## Directions for this task
Carry on the blog post below about churches reaching men and the writer's coming college deadlines, picking up after its final sentence.

Just coming up for air.
This is a great article. The section entitled Girly-Men Pastors was great just because of the title!
Here are some data in the article I always thought were anecdotally true but now I have some hard numbers:
According to an oft-quoted statistic from Promise Keepers, when a mother comes to faith in Christ, her family follows 34 percent of the time, but when a father comes to faith his family follows 93 percent of the time.
Read the rest of the article. There are more where those came from (Yes, US based, but I’m sure the UK churches will wake up to the same problem).
Churches need to evangelise men, disciple men.
As I speak I have a number of college deadlines thundering towards me over the next couple of months. Therefore I need to get my head down and brace myself. So don’t expect much around here (not that you did anyway), except the occasional good quote and family news. I probably won’t even read other people’s blogs – it’s that bad.

## Material shown
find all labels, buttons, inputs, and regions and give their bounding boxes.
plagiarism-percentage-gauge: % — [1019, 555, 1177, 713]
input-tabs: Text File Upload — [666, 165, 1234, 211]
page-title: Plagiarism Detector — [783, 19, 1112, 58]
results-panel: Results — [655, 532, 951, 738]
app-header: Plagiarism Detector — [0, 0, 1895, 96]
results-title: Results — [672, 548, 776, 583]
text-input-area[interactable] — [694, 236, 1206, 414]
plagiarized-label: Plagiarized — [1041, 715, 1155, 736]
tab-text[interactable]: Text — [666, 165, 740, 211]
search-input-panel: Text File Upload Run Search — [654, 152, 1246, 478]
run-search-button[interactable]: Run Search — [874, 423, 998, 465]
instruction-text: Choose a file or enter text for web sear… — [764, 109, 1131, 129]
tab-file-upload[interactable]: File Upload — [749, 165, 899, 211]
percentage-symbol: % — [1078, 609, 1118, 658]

## Result below
C J Mahaney answers the question, “What is the gospel?” on the Together for the Gospel blog. Quoting with approval another writer, he says:
The gospel is the good news of God’s saving activity in the person and work of Christ. This includes his incarnation in which he took to himself full (yet sinless) human nature; his sinless life which fulfilled the perfect law of God; his substitutionary death which paid the penalty for man’s sin and satisfied the righteous wrath of God; his resurrection demonstrating God’s satisfaction with his sacrifice; and his glorification and ascension to the right hand of the Father where he now reigns and intercedes for the church.
Such news is specific: there is a defined ‘thatness’ to the gospel which sets forth the content of both our saving faith and our proclamation. It is objective, and not to be confused with our response. It is sufficient: we can add nothing to what Christ has accomplished for us–it falls to us simply to believe this news, turning from our sins and receiving by faith all that God has done for us in Christ.”
I like this definition. It is a topped and tailed version of what normally passed for the gospel. What I mean is that two things are often added to this message.
- The top: the nature of God and man’s sinfulness before him. This an essential message. It defines the reason for the need of the gospel. But it is not part of the gospel.
- The tail: that through repentance and faith I receive all that God promises. This also is an essential message. But it is not the gospel. This is the call to respond to the gospel.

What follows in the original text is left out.